Start of Data extract

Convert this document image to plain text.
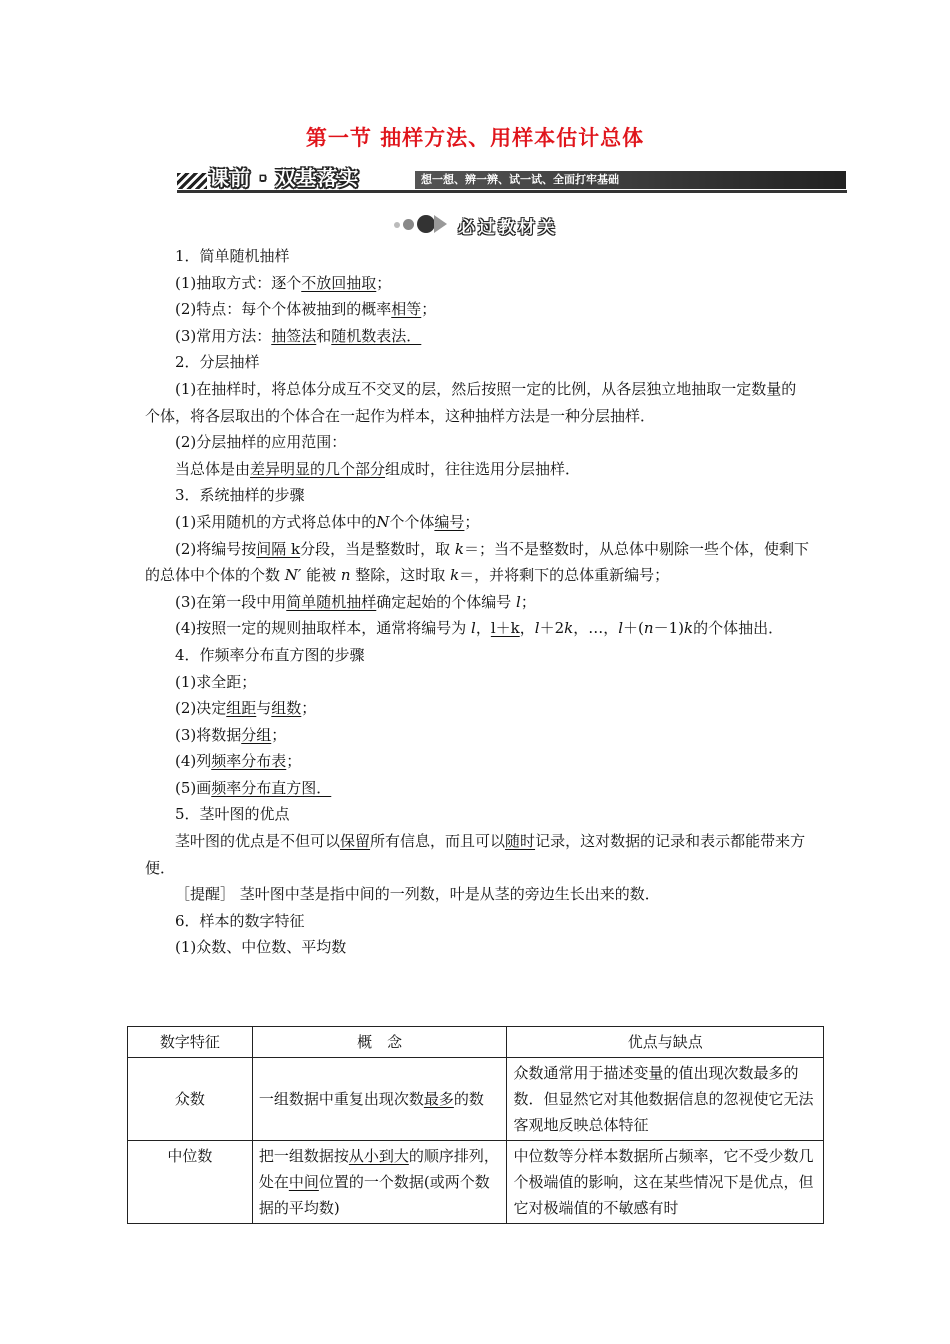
第一节 抽样方法、用样本估计总体
课前 · 双基落实	想一想、辨一辨、试一试、全面打牢基础
必过教材关

1．简单随机抽样

(1)抽取方式：逐个不放回抽取；

(2)特点：每个个体被抽到的概率相等；

(3)常用方法：抽签法和随机数表法．

2．分层抽样

(1)在抽样时，将总体分成互不交叉的层，然后按照一定的比例，从各层独立地抽取一定数量的个体，将各层取出的个体合在一起作为样本，这种抽样方法是一种分层抽样．

(2)分层抽样的应用范围：

当总体是由差异明显的几个部分组成时，往往选用分层抽样．

3．系统抽样的步骤

(1)采用随机的方式将总体中的N个个体编号；

(2)将编号按间隔 k分段，当是整数时，取 k＝；当不是整数时，从总体中剔除一些个体，使剩下的总体中个体的个数 N′ 能被 n 整除，这时取 k＝，并将剩下的总体重新编号；

(3)在第一段中用简单随机抽样确定起始的个体编号 l；

(4)按照一定的规则抽取样本，通常将编号为 l，l＋k，l＋2k，…，l＋(n－1)k的个体抽出．

4．作频率分布直方图的步骤

(1)求全距；

(2)决定组距与组数；

(3)将数据分组；

(4)列频率分布表；

(5)画频率分布直方图．

5．茎叶图的优点

茎叶图的优点是不但可以保留所有信息，而且可以随时记录，这对数据的记录和表示都能带来方便．

［提醒］ 茎叶图中茎是指中间的一列数，叶是从茎的旁边生长出来的数．

6．样本的数字特征

(1)众数、中位数、平均数

数字特征	概　念	优点与缺点
众数	一组数据中重复出现次数最多的数	众数通常用于描述变量的值出现次数最多的数．但显然它对其他数据信息的忽视使它无法客观地反映总体特征
中位数	把一组数据按从小到大的顺序排列，处在中间位置的一个数据(或两个数据的平均数)	中位数等分样本数据所占频率，它不受少数几个极端值的影响，这在某些情况下是优点，但它对极端值的不敏感有时
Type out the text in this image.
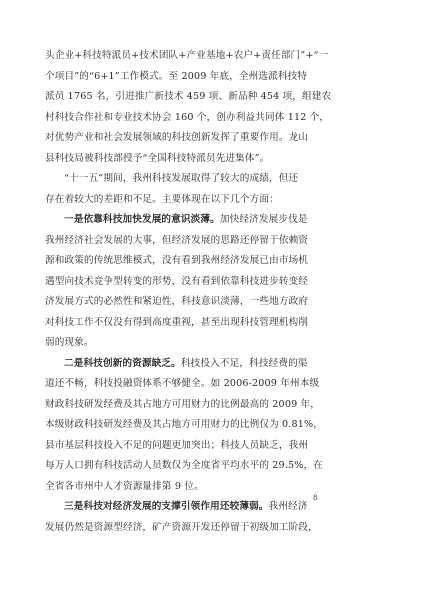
头企业+科技特派员+技术团队+产业基地+农户+责任部门”+“一
个项目”的“6+1”工作模式。至 2009 年底，全州选派科技特
派员 1765 名，引进推广新技术 459 项、新品种 454 项，组建农
村科技合作社和专业技术协会 160 个，创办利益共同体 112 个，
对优势产业和社会发展领域的科技创新发挥了重要作用。龙山
县科技局被科技部授予“全国科技特派员先进集体”。
“十一五”期间，我州科技发展取得了较大的成绩，但还
存在着较大的差距和不足。主要体现在以下几个方面：
一是依靠科技加快发展的意识淡薄。加快经济发展步伐是
我州经济社会发展的大事，但经济发展的思路还停留于依赖资
源和政策的传统思维模式，没有看到我州经济发展已由市场机
遇型向技术竞争型转变的形势，没有看到依靠科技进步转变经
济发展方式的必然性和紧迫性，科技意识淡薄，一些地方政府
对科技工作不仅没有得到高度重视，甚至出现科技管理机构削
弱的现象。
二是科技创新的资源缺乏。科技投入不足，科技经费的渠
道还不畅，科技投融资体系不够健全。如 2006-2009 年州本级
财政科技研发经费及其占地方可用财力的比例最高的 2009 年，
本级财政科技研发经费及其占地方可用财力的比例仅为 0.81%，
县市基层科技投入不足的问题更加突出；科技人员缺乏，我州
每万人口拥有科技活动人员数仅为全度省平均水平的 29.5%，在
全省各市州中人才资源量排第 9 位。
三是科技对经济发展的支撑引领作用还较薄弱。我州经济
发展仍然是资源型经济，矿产资源开发还停留于初级加工阶段，
8
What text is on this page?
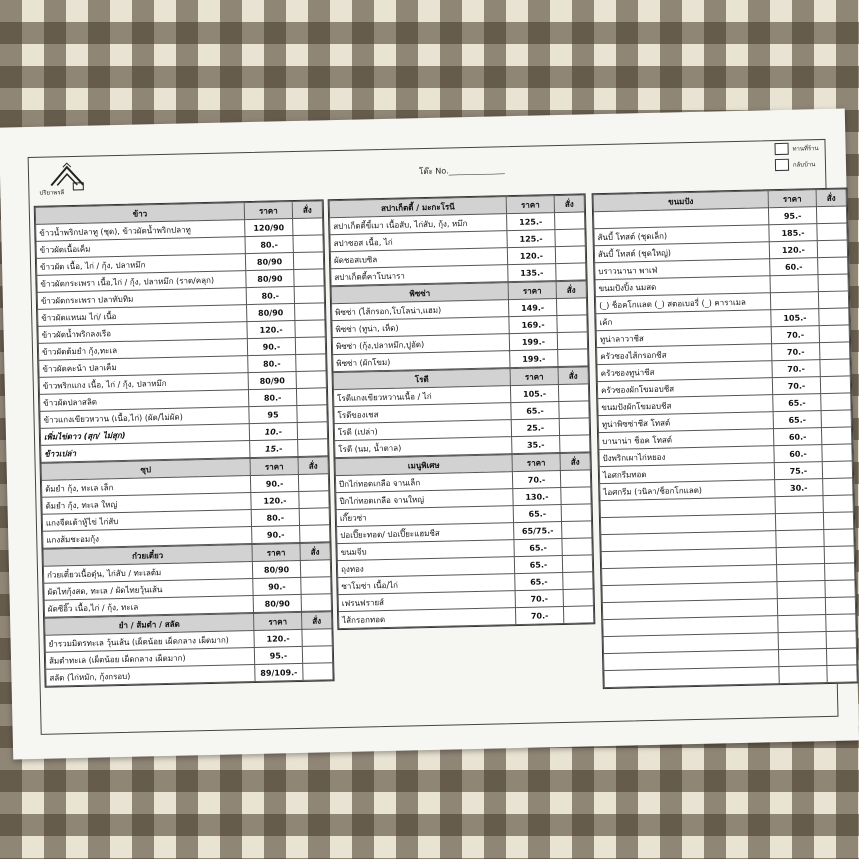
ปริยาพรลี
โต๊ะ No.______________
ทานที่ร้าน
กลับบ้าน
ข้าว	ราคา	สั่ง
ข้าวน้ำพริกปลาทู (ชุด), ข้าวผัดน้ำพริกปลาทู	120/90	
ข้าวผัดเนื้อเค็ม	80.-	
ข้าวผัด เนื้อ, ไก่ / กุ้ง, ปลาหมึก	80/90	
ข้าวผัดกระเพรา เนื้อ,ไก่ / กุ้ง, ปลาหมึก (ราด/คลุก)	80/90	
ข้าวผัดกระเพรา ปลาทับทิม	80.-	
ข้าวผัดแหนม ไก่/ เนื้อ	80/90	
ข้าวผัดน้ำพริกลงเรือ	120.-	
ข้าวผัดต้มยำ กุ้ง,ทะเล	90.-	
ข้าวผัดคะน้า ปลาเค็ม	80.-	
ข้าวพริกแกง เนื้อ, ไก่ / กุ้ง, ปลาหมึก	80/90	
ข้าวผัดปลาสลิด	80.-	
ข้าวแกงเขียวหวาน (เนื้อ,ไก่) (ผัด/ไม่ผัด)	95	
เพิ่มไข่ดาว (สุก/ ไม่สุก)	10.-	
ข้าวเปล่า	15.-	
ซุป	ราคา	สั่ง
ต้มยำ กุ้ง, ทะเล เล็ก	90.-	
ต้มยำ กุ้ง, ทะเล ใหญ่	120.-	
แกงจืดเต้าหู้ไข่ ไก่สับ	80.-	
แกงส้มชะอมกุ้ง	90.-	
ก๋วยเตี๋ยว	ราคา	สั่ง
ก๋วยเตี๋ยวเนื้อตุ๋น, ไก่สับ / ทะเลต้ม	80/90	
ผัดไทกุ้งสด, ทะเล / ผัดไทยวุ้นเส้น	90.-	
ผัดซีอิ๊ว เนื้อ,ไก่ / กุ้ง, ทะเล	80/90	
ยำ / ส้มตำ / สลัด	ราคา	สั่ง
ยำรวมมิตรทะเล วุ้นเส้น (เผ็ดน้อย เผ็ดกลาง เผ็ดมาก)	120.-	
ส้มตำทะเล (เผ็ดน้อย เผ็ดกลาง เผ็ดมาก)	95.-	
สลัด (ไก่หมัก, กุ้งกรอบ)	89/109.-	
สปาเก็ตตี้ / มะกะโรนี	ราคา	สั่ง
สปาเก็ตตี้ขี้เมา เนื้อสับ, ไก่สับ, กุ้ง, หมึก	125.-	
สปาซอส เนื้อ, ไก่	125.-	
ผัดชอสเบซิล	120.-	
สปาเก็ตตี้คาโบนารา	135.-	
พิซซ่า	ราคา	สั่ง
พิซซ่า (ไส้กรอก,โบโลน่า,แฮม)	149.-	
พิซซ่า (ทูน่า, เห็ด)	169.-	
พิซซ่า (กุ้ง,ปลาหมึก,ปูอัด)	199.-	
พิซซ่า (ผักโขม)	199.-	
โรตี	ราคา	สั่ง
โรตีแกงเขียวหวานเนื้อ / ไก่	105.-	
โรตีของเชส	65.-	
โรตี (เปล่า)	25.-	
โรตี (นม, น้ำตาล)	35.-	
เมนูพิเศษ	ราคา	สั่ง
ปีกไก่ทอดเกลือ จานเล็ก	70.-	
ปีกไก่ทอดเกลือ จานใหญ่	130.-	
เกี๊ยวซ่า	65.-	
ปอเปี๊ยะทอด/ ปอเปี๊ยะแฮมชีส	65/75.-	
ขนมจีบ	65.-	
ถุงทอง	65.-	
ซาโมซ่า เนื้อ/ไก่	65.-	
เฟรนฟรายส์	70.-	
ไส้กรอกทอด	70.-	
ขนมปัง	ราคา	สั่ง
	95.-	
สันบี้ โทสต์ (ชุดเล็ก)	185.-	
สันบี้ โทสต์ (ชุดใหญ่)	120.-	
บราวนานา พาเฟ่	60.-	
ขนมปังปิ้ง นมสด		
(_) ช็อคโกแลต (_) สตอเบอรี่ (_) คาราเมล		
เค้ก	105.-	
ทูน่าลาวาชีส	70.-	
ครัวซองไส้กรอกชีส	70.-	
ครัวซองทูน่าชีส	70.-	
ครัวซองผักโขมอบชีส	70.-	
ขนมปังผักโขมอบชีส	65.-	
ทูน่าพิซซ่าชีส โทสต์	65.-	
บานาน่า ช็อค โทสต์	60.-	
ปังพริกเผาไก่หยอง	60.-	
ไอศกรีมทอด	75.-	
ไอศกรีม (วนิลา/ช็อกโกแลต)	30.-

End of Data extract

* [What you need to do]: Find each line holding the string "image" and copy it out.

* [Exercise solution]:
Convert this document image to plain text.
Type out the text in this image.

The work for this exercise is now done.